(DATA SHOWN):
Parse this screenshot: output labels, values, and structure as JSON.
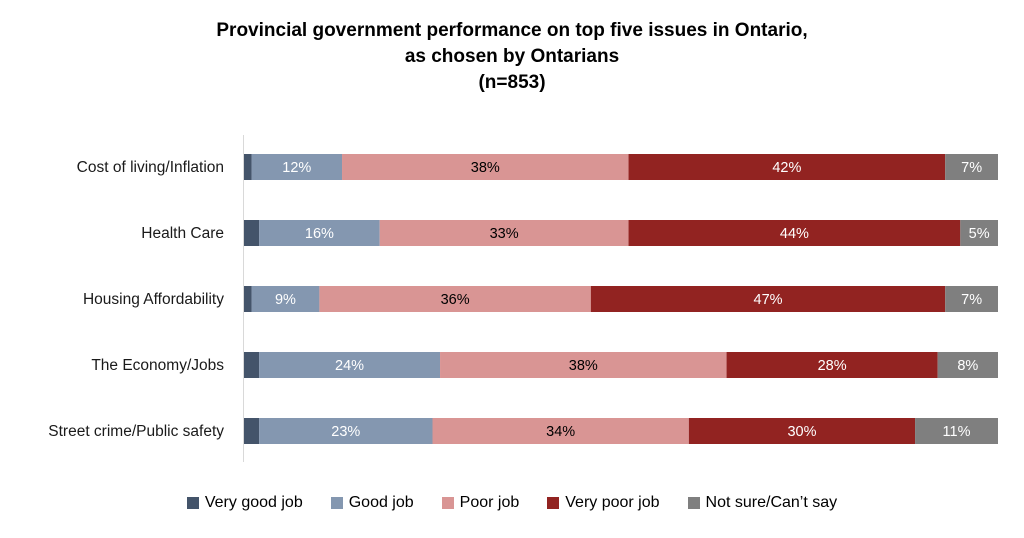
{
  "chart_data": {
    "type": "bar",
    "orientation": "horizontal",
    "stacked": true,
    "title_lines": [
      "Provincial government performance on top five issues in Ontario,",
      "as chosen by Ontarians",
      "(n=853)"
    ],
    "xlabel": "",
    "ylabel": "",
    "xlim": [
      0,
      100
    ],
    "grid": false,
    "legend_position": "bottom",
    "categories": [
      "Cost of living/Inflation",
      "Health Care",
      "Housing Affordability",
      "The Economy/Jobs",
      "Street crime/Public safety"
    ],
    "series": [
      {
        "name": "Very good job",
        "color": "#44546a",
        "values": [
          1,
          2,
          1,
          2,
          2
        ],
        "labels": [
          "",
          "",
          "",
          "",
          ""
        ],
        "label_color": "#ffffff"
      },
      {
        "name": "Good job",
        "color": "#8497b0",
        "values": [
          12,
          16,
          9,
          24,
          23
        ],
        "labels": [
          "12%",
          "16%",
          "9%",
          "24%",
          "23%"
        ],
        "label_color": "#ffffff"
      },
      {
        "name": "Poor job",
        "color": "#d99594",
        "values": [
          38,
          33,
          36,
          38,
          34
        ],
        "labels": [
          "38%",
          "33%",
          "36%",
          "38%",
          "34%"
        ],
        "label_color": "#000000"
      },
      {
        "name": "Very poor job",
        "color": "#922321",
        "values": [
          42,
          44,
          47,
          28,
          30
        ],
        "labels": [
          "42%",
          "44%",
          "47%",
          "28%",
          "30%"
        ],
        "label_color": "#ffffff"
      },
      {
        "name": "Not sure/Can’t say",
        "color": "#7f7f7f",
        "values": [
          7,
          5,
          7,
          8,
          11
        ],
        "labels": [
          "7%",
          "5%",
          "7%",
          "8%",
          "11%"
        ],
        "label_color": "#ffffff"
      }
    ]
  }
}
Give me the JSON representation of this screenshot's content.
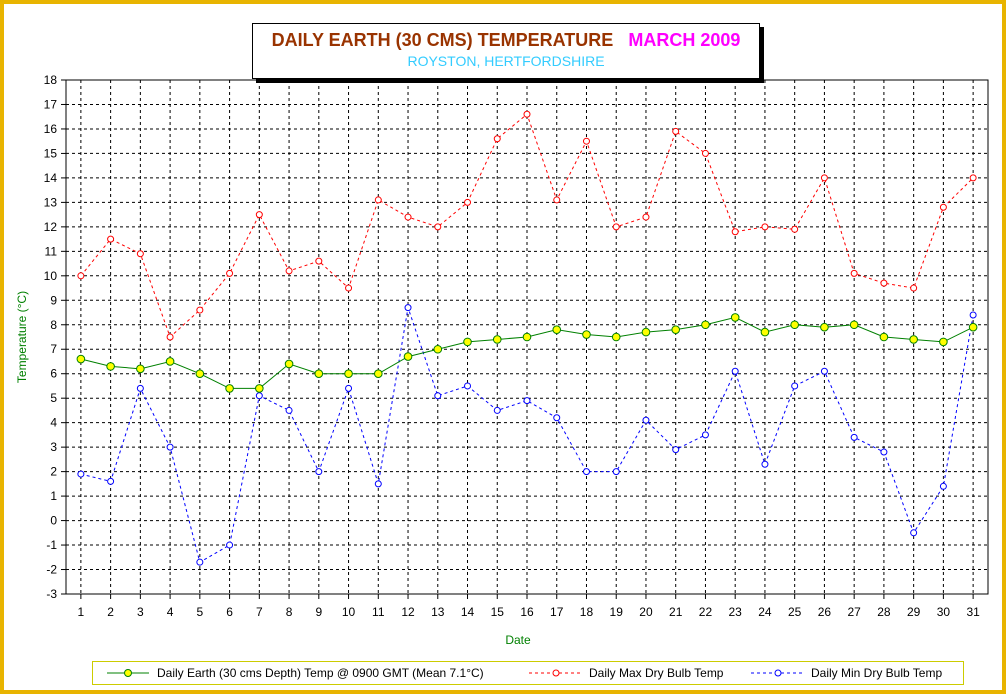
{
  "title": {
    "main": "DAILY EARTH (30 CMS) TEMPERATURE",
    "month": "MARCH 2009",
    "subtitle": "ROYSTON, HERTFORDSHIRE"
  },
  "legend": {
    "earth": "Daily Earth (30 cms Depth) Temp @ 0900 GMT (Mean 7.1°C)",
    "max": "Daily Max Dry Bulb Temp",
    "min": "Daily Min Dry Bulb Temp"
  },
  "chart_data": {
    "type": "line",
    "xlabel": "Date",
    "ylabel": "Temperature (°C)",
    "ylim": [
      -3,
      18
    ],
    "grid": true,
    "legend_position": "bottom",
    "x": [
      1,
      2,
      3,
      4,
      5,
      6,
      7,
      8,
      9,
      10,
      11,
      12,
      13,
      14,
      15,
      16,
      17,
      18,
      19,
      20,
      21,
      22,
      23,
      24,
      25,
      26,
      27,
      28,
      29,
      30,
      31
    ],
    "series": [
      {
        "name": "Daily Earth (30 cms Depth) Temp @ 0900 GMT (Mean 7.1°C)",
        "color": "#008000",
        "marker_fill": "#ffff00",
        "style": "solid",
        "values": [
          6.6,
          6.3,
          6.2,
          6.5,
          6.0,
          5.4,
          5.4,
          6.4,
          6.0,
          6.0,
          6.0,
          6.7,
          7.0,
          7.3,
          7.4,
          7.5,
          7.8,
          7.6,
          7.5,
          7.7,
          7.8,
          8.0,
          8.3,
          7.7,
          8.0,
          7.9,
          8.0,
          7.5,
          7.4,
          7.3,
          7.9
        ]
      },
      {
        "name": "Daily Max Dry Bulb Temp",
        "color": "#ff0000",
        "style": "dashed",
        "values": [
          10.0,
          11.5,
          10.9,
          7.5,
          8.6,
          10.1,
          12.5,
          10.2,
          10.6,
          9.5,
          13.1,
          12.4,
          12.0,
          13.0,
          15.6,
          16.6,
          13.1,
          15.5,
          12.0,
          12.4,
          15.9,
          15.0,
          11.8,
          12.0,
          11.9,
          14.0,
          10.1,
          9.7,
          9.5,
          12.8,
          14.0
        ]
      },
      {
        "name": "Daily Min Dry Bulb Temp",
        "color": "#0000ff",
        "style": "dashed",
        "values": [
          1.9,
          1.6,
          5.4,
          3.0,
          -1.7,
          -1.0,
          5.1,
          4.5,
          2.0,
          5.4,
          1.5,
          8.7,
          5.1,
          5.5,
          4.5,
          4.9,
          4.2,
          2.0,
          2.0,
          4.1,
          2.9,
          3.5,
          6.1,
          2.3,
          5.5,
          6.1,
          3.4,
          2.8,
          -0.5,
          1.4,
          8.4
        ]
      }
    ]
  }
}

(PROBLEM DESCRIPTION): Reproduce the entries above word for word. Pictures stay out.

(WRITTEN SOLUTION):
Parse this screenshot: output labels, values, and structure as JSON.
{
  "chart_data": {
    "type": "bar",
    "orientation": "horizontal",
    "stacked": true,
    "title_lines": [
      "Provincial government performance on top five issues in Ontario,",
      "as chosen by Ontarians",
      "(n=853)"
    ],
    "xlabel": "",
    "ylabel": "",
    "xlim": [
      0,
      100
    ],
    "grid": false,
    "legend_position": "bottom",
    "categories": [
      "Cost of living/Inflation",
      "Health Care",
      "Housing Affordability",
      "The Economy/Jobs",
      "Street crime/Public safety"
    ],
    "series": [
      {
        "name": "Very good job",
        "color": "#44546a",
        "values": [
          1,
          2,
          1,
          2,
          2
        ],
        "labels": [
          "",
          "",
          "",
          "",
          ""
        ],
        "label_color": "#ffffff"
      },
      {
        "name": "Good job",
        "color": "#8497b0",
        "values": [
          12,
          16,
          9,
          24,
          23
        ],
        "labels": [
          "12%",
          "16%",
          "9%",
          "24%",
          "23%"
        ],
        "label_color": "#ffffff"
      },
      {
        "name": "Poor job",
        "color": "#d99594",
        "values": [
          38,
          33,
          36,
          38,
          34
        ],
        "labels": [
          "38%",
          "33%",
          "36%",
          "38%",
          "34%"
        ],
        "label_color": "#000000"
      },
      {
        "name": "Very poor job",
        "color": "#922321",
        "values": [
          42,
          44,
          47,
          28,
          30
        ],
        "labels": [
          "42%",
          "44%",
          "47%",
          "28%",
          "30%"
        ],
        "label_color": "#ffffff"
      },
      {
        "name": "Not sure/Can’t say",
        "color": "#7f7f7f",
        "values": [
          7,
          5,
          7,
          8,
          11
        ],
        "labels": [
          "7%",
          "5%",
          "7%",
          "8%",
          "11%"
        ],
        "label_color": "#ffffff"
      }
    ]
  }
}
Give me the JSON representation of this screenshot's content.
{
  "title": {
    "main": "DAILY EARTH (30 CMS) TEMPERATURE",
    "month": "MARCH 2009",
    "subtitle": "ROYSTON, HERTFORDSHIRE"
  },
  "legend": {
    "earth": "Daily Earth (30 cms Depth) Temp @ 0900 GMT (Mean 7.1°C)",
    "max": "Daily Max Dry Bulb Temp",
    "min": "Daily Min Dry Bulb Temp"
  },
  "chart_data": {
    "type": "line",
    "xlabel": "Date",
    "ylabel": "Temperature (°C)",
    "ylim": [
      -3,
      18
    ],
    "grid": true,
    "legend_position": "bottom",
    "x": [
      1,
      2,
      3,
      4,
      5,
      6,
      7,
      8,
      9,
      10,
      11,
      12,
      13,
      14,
      15,
      16,
      17,
      18,
      19,
      20,
      21,
      22,
      23,
      24,
      25,
      26,
      27,
      28,
      29,
      30,
      31
    ],
    "series": [
      {
        "name": "Daily Earth (30 cms Depth) Temp @ 0900 GMT (Mean 7.1°C)",
        "color": "#008000",
        "marker_fill": "#ffff00",
        "style": "solid",
        "values": [
          6.6,
          6.3,
          6.2,
          6.5,
          6.0,
          5.4,
          5.4,
          6.4,
          6.0,
          6.0,
          6.0,
          6.7,
          7.0,
          7.3,
          7.4,
          7.5,
          7.8,
          7.6,
          7.5,
          7.7,
          7.8,
          8.0,
          8.3,
          7.7,
          8.0,
          7.9,
          8.0,
          7.5,
          7.4,
          7.3,
          7.9
        ]
      },
      {
        "name": "Daily Max Dry Bulb Temp",
        "color": "#ff0000",
        "style": "dashed",
        "values": [
          10.0,
          11.5,
          10.9,
          7.5,
          8.6,
          10.1,
          12.5,
          10.2,
          10.6,
          9.5,
          13.1,
          12.4,
          12.0,
          13.0,
          15.6,
          16.6,
          13.1,
          15.5,
          12.0,
          12.4,
          15.9,
          15.0,
          11.8,
          12.0,
          11.9,
          14.0,
          10.1,
          9.7,
          9.5,
          12.8,
          14.0
        ]
      },
      {
        "name": "Daily Min Dry Bulb Temp",
        "color": "#0000ff",
        "style": "dashed",
        "values": [
          1.9,
          1.6,
          5.4,
          3.0,
          -1.7,
          -1.0,
          5.1,
          4.5,
          2.0,
          5.4,
          1.5,
          8.7,
          5.1,
          5.5,
          4.5,
          4.9,
          4.2,
          2.0,
          2.0,
          4.1,
          2.9,
          3.5,
          6.1,
          2.3,
          5.5,
          6.1,
          3.4,
          2.8,
          -0.5,
          1.4,
          8.4
        ]
      }
    ]
  }
}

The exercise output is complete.